Below is a listing; reproduce each line of it exactly.

- _Figure record extracts_
####################

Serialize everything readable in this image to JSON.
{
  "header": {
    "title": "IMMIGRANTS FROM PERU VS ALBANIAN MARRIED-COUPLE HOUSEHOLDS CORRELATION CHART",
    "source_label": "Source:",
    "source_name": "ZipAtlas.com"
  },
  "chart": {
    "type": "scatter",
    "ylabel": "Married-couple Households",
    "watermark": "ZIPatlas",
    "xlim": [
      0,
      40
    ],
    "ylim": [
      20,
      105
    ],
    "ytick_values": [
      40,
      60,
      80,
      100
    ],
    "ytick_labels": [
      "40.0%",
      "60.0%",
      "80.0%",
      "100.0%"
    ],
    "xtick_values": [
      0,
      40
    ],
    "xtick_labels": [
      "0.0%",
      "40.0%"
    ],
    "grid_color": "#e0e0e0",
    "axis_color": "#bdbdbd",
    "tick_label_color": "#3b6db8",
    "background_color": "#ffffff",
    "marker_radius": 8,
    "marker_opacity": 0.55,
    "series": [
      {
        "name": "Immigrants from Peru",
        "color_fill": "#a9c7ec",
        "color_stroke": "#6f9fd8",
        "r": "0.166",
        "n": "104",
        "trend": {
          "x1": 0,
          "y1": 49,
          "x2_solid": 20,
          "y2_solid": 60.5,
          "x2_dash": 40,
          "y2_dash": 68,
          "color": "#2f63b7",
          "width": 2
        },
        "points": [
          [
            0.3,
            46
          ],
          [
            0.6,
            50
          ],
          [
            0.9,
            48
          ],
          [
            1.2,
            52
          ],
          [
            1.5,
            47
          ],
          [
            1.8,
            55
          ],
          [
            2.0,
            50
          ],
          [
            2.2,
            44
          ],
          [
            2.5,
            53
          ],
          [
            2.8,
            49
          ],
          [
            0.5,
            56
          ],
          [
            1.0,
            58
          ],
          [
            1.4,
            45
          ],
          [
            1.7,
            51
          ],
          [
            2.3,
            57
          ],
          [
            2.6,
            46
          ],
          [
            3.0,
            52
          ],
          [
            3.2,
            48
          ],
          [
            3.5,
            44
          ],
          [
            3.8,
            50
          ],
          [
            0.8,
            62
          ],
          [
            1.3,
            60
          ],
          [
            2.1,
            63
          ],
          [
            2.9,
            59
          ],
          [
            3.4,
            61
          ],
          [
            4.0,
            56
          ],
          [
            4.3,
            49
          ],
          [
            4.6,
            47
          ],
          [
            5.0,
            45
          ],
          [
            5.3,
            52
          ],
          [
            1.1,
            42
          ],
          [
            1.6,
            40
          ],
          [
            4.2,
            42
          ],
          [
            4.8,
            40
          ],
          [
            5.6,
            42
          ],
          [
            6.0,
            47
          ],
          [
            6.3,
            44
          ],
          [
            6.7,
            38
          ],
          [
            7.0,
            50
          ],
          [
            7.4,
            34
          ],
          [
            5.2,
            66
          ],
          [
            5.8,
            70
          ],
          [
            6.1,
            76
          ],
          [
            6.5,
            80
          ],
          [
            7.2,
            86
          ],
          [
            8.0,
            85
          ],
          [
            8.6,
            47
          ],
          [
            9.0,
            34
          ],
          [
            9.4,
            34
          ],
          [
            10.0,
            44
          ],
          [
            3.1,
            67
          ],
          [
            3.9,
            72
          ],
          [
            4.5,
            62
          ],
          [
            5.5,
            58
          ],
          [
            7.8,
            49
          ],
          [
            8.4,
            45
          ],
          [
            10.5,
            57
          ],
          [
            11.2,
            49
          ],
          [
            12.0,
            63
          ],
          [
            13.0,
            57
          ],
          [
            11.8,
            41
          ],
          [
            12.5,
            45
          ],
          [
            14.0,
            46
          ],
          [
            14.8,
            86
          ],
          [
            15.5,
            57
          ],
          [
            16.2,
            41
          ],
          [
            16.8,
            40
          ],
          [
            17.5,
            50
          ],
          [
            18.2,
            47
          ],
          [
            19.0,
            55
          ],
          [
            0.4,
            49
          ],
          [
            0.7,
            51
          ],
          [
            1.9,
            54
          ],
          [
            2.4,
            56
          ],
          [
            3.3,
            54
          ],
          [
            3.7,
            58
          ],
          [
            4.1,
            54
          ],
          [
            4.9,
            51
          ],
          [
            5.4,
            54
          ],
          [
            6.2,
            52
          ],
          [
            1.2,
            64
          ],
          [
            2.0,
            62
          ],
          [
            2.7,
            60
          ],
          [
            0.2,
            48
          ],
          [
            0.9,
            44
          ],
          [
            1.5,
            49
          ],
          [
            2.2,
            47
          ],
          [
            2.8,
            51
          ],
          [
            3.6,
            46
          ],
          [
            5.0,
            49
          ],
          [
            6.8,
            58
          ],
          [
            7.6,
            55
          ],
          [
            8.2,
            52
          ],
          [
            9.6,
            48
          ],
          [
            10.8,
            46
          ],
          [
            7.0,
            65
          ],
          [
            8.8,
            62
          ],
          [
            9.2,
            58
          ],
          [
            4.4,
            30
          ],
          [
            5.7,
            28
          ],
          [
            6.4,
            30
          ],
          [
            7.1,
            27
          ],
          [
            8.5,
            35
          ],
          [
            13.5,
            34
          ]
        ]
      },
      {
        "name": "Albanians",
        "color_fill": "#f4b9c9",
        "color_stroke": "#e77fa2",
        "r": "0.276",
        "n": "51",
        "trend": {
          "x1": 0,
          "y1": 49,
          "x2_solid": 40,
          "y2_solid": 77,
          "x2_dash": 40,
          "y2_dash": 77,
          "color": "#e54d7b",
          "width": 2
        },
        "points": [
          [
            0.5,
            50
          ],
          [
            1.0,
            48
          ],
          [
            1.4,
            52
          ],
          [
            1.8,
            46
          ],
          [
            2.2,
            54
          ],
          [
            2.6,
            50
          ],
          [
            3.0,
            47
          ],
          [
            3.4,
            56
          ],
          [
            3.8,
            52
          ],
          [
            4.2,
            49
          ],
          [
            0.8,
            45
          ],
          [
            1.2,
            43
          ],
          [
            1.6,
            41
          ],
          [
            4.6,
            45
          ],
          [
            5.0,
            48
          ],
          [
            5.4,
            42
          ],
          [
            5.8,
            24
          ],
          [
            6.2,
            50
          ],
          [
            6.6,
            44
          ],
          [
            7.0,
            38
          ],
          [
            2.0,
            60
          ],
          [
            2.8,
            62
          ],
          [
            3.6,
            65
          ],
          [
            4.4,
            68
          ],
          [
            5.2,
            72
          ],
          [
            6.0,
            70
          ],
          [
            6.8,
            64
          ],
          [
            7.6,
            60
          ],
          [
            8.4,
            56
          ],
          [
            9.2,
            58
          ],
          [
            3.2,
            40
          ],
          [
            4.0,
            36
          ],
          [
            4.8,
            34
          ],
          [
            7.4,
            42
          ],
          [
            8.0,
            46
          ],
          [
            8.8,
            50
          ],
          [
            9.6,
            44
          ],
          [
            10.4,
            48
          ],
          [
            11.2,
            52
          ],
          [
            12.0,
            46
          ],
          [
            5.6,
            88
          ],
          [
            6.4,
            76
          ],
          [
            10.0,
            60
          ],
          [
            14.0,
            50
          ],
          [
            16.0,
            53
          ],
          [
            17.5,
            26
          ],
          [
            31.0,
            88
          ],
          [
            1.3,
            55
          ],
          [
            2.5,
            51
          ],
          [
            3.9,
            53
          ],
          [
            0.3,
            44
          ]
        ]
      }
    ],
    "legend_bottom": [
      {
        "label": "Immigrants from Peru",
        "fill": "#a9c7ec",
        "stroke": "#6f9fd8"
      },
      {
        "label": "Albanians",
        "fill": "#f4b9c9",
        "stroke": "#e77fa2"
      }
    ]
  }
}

####################

- _ANSWER FOR THE TASK_
Serialize everything readable in this image to JSON.
{
  "header": {
    "title": "IMMIGRANTS FROM PERU VS ALBANIAN MARRIED-COUPLE HOUSEHOLDS CORRELATION CHART",
    "source_label": "Source:",
    "source_name": "ZipAtlas.com"
  },
  "chart": {
    "type": "scatter",
    "ylabel": "Married-couple Households",
    "watermark": "ZIPatlas",
    "xlim": [
      0,
      40
    ],
    "ylim": [
      20,
      105
    ],
    "ytick_values": [
      40,
      60,
      80,
      100
    ],
    "ytick_labels": [
      "40.0%",
      "60.0%",
      "80.0%",
      "100.0%"
    ],
    "xtick_values": [
      0,
      40
    ],
    "xtick_labels": [
      "0.0%",
      "40.0%"
    ],
    "grid_color": "#e0e0e0",
    "axis_color": "#bdbdbd",
    "tick_label_color": "#3b6db8",
    "background_color": "#ffffff",
    "marker_radius": 8,
    "marker_opacity": 0.55,
    "series": [
      {
        "name": "Immigrants from Peru",
        "color_fill": "#a9c7ec",
        "color_stroke": "#6f9fd8",
        "r": "0.166",
        "n": "104",
        "trend": {
          "x1": 0,
          "y1": 49,
          "x2_solid": 20,
          "y2_solid": 60.5,
          "x2_dash": 40,
          "y2_dash": 68,
          "color": "#2f63b7",
          "width": 2
        },
        "points": [
          [
            0.3,
            46
          ],
          [
            0.6,
            50
          ],
          [
            0.9,
            48
          ],
          [
            1.2,
            52
          ],
          [
            1.5,
            47
          ],
          [
            1.8,
            55
          ],
          [
            2.0,
            50
          ],
          [
            2.2,
            44
          ],
          [
            2.5,
            53
          ],
          [
            2.8,
            49
          ],
          [
            0.5,
            56
          ],
          [
            1.0,
            58
          ],
          [
            1.4,
            45
          ],
          [
            1.7,
            51
          ],
          [
            2.3,
            57
          ],
          [
            2.6,
            46
          ],
          [
            3.0,
            52
          ],
          [
            3.2,
            48
          ],
          [
            3.5,
            44
          ],
          [
            3.8,
            50
          ],
          [
            0.8,
            62
          ],
          [
            1.3,
            60
          ],
          [
            2.1,
            63
          ],
          [
            2.9,
            59
          ],
          [
            3.4,
            61
          ],
          [
            4.0,
            56
          ],
          [
            4.3,
            49
          ],
          [
            4.6,
            47
          ],
          [
            5.0,
            45
          ],
          [
            5.3,
            52
          ],
          [
            1.1,
            42
          ],
          [
            1.6,
            40
          ],
          [
            4.2,
            42
          ],
          [
            4.8,
            40
          ],
          [
            5.6,
            42
          ],
          [
            6.0,
            47
          ],
          [
            6.3,
            44
          ],
          [
            6.7,
            38
          ],
          [
            7.0,
            50
          ],
          [
            7.4,
            34
          ],
          [
            5.2,
            66
          ],
          [
            5.8,
            70
          ],
          [
            6.1,
            76
          ],
          [
            6.5,
            80
          ],
          [
            7.2,
            86
          ],
          [
            8.0,
            85
          ],
          [
            8.6,
            47
          ],
          [
            9.0,
            34
          ],
          [
            9.4,
            34
          ],
          [
            10.0,
            44
          ],
          [
            3.1,
            67
          ],
          [
            3.9,
            72
          ],
          [
            4.5,
            62
          ],
          [
            5.5,
            58
          ],
          [
            7.8,
            49
          ],
          [
            8.4,
            45
          ],
          [
            10.5,
            57
          ],
          [
            11.2,
            49
          ],
          [
            12.0,
            63
          ],
          [
            13.0,
            57
          ],
          [
            11.8,
            41
          ],
          [
            12.5,
            45
          ],
          [
            14.0,
            46
          ],
          [
            14.8,
            86
          ],
          [
            15.5,
            57
          ],
          [
            16.2,
            41
          ],
          [
            16.8,
            40
          ],
          [
            17.5,
            50
          ],
          [
            18.2,
            47
          ],
          [
            19.0,
            55
          ],
          [
            0.4,
            49
          ],
          [
            0.7,
            51
          ],
          [
            1.9,
            54
          ],
          [
            2.4,
            56
          ],
          [
            3.3,
            54
          ],
          [
            3.7,
            58
          ],
          [
            4.1,
            54
          ],
          [
            4.9,
            51
          ],
          [
            5.4,
            54
          ],
          [
            6.2,
            52
          ],
          [
            1.2,
            64
          ],
          [
            2.0,
            62
          ],
          [
            2.7,
            60
          ],
          [
            0.2,
            48
          ],
          [
            0.9,
            44
          ],
          [
            1.5,
            49
          ],
          [
            2.2,
            47
          ],
          [
            2.8,
            51
          ],
          [
            3.6,
            46
          ],
          [
            5.0,
            49
          ],
          [
            6.8,
            58
          ],
          [
            7.6,
            55
          ],
          [
            8.2,
            52
          ],
          [
            9.6,
            48
          ],
          [
            10.8,
            46
          ],
          [
            7.0,
            65
          ],
          [
            8.8,
            62
          ],
          [
            9.2,
            58
          ],
          [
            4.4,
            30
          ],
          [
            5.7,
            28
          ],
          [
            6.4,
            30
          ],
          [
            7.1,
            27
          ],
          [
            8.5,
            35
          ],
          [
            13.5,
            34
          ]
        ]
      },
      {
        "name": "Albanians",
        "color_fill": "#f4b9c9",
        "color_stroke": "#e77fa2",
        "r": "0.276",
        "n": "51",
        "trend": {
          "x1": 0,
          "y1": 49,
          "x2_solid": 40,
          "y2_solid": 77,
          "x2_dash": 40,
          "y2_dash": 77,
          "color": "#e54d7b",
          "width": 2
        },
        "points": [
          [
            0.5,
            50
          ],
          [
            1.0,
            48
          ],
          [
            1.4,
            52
          ],
          [
            1.8,
            46
          ],
          [
            2.2,
            54
          ],
          [
            2.6,
            50
          ],
          [
            3.0,
            47
          ],
          [
            3.4,
            56
          ],
          [
            3.8,
            52
          ],
          [
            4.2,
            49
          ],
          [
            0.8,
            45
          ],
          [
            1.2,
            43
          ],
          [
            1.6,
            41
          ],
          [
            4.6,
            45
          ],
          [
            5.0,
            48
          ],
          [
            5.4,
            42
          ],
          [
            5.8,
            24
          ],
          [
            6.2,
            50
          ],
          [
            6.6,
            44
          ],
          [
            7.0,
            38
          ],
          [
            2.0,
            60
          ],
          [
            2.8,
            62
          ],
          [
            3.6,
            65
          ],
          [
            4.4,
            68
          ],
          [
            5.2,
            72
          ],
          [
            6.0,
            70
          ],
          [
            6.8,
            64
          ],
          [
            7.6,
            60
          ],
          [
            8.4,
            56
          ],
          [
            9.2,
            58
          ],
          [
            3.2,
            40
          ],
          [
            4.0,
            36
          ],
          [
            4.8,
            34
          ],
          [
            7.4,
            42
          ],
          [
            8.0,
            46
          ],
          [
            8.8,
            50
          ],
          [
            9.6,
            44
          ],
          [
            10.4,
            48
          ],
          [
            11.2,
            52
          ],
          [
            12.0,
            46
          ],
          [
            5.6,
            88
          ],
          [
            6.4,
            76
          ],
          [
            10.0,
            60
          ],
          [
            14.0,
            50
          ],
          [
            16.0,
            53
          ],
          [
            17.5,
            26
          ],
          [
            31.0,
            88
          ],
          [
            1.3,
            55
          ],
          [
            2.5,
            51
          ],
          [
            3.9,
            53
          ],
          [
            0.3,
            44
          ]
        ]
      }
    ],
    "legend_bottom": [
      {
        "label": "Immigrants from Peru",
        "fill": "#a9c7ec",
        "stroke": "#6f9fd8"
      },
      {
        "label": "Albanians",
        "fill": "#f4b9c9",
        "stroke": "#e77fa2"
      }
    ]
  }
}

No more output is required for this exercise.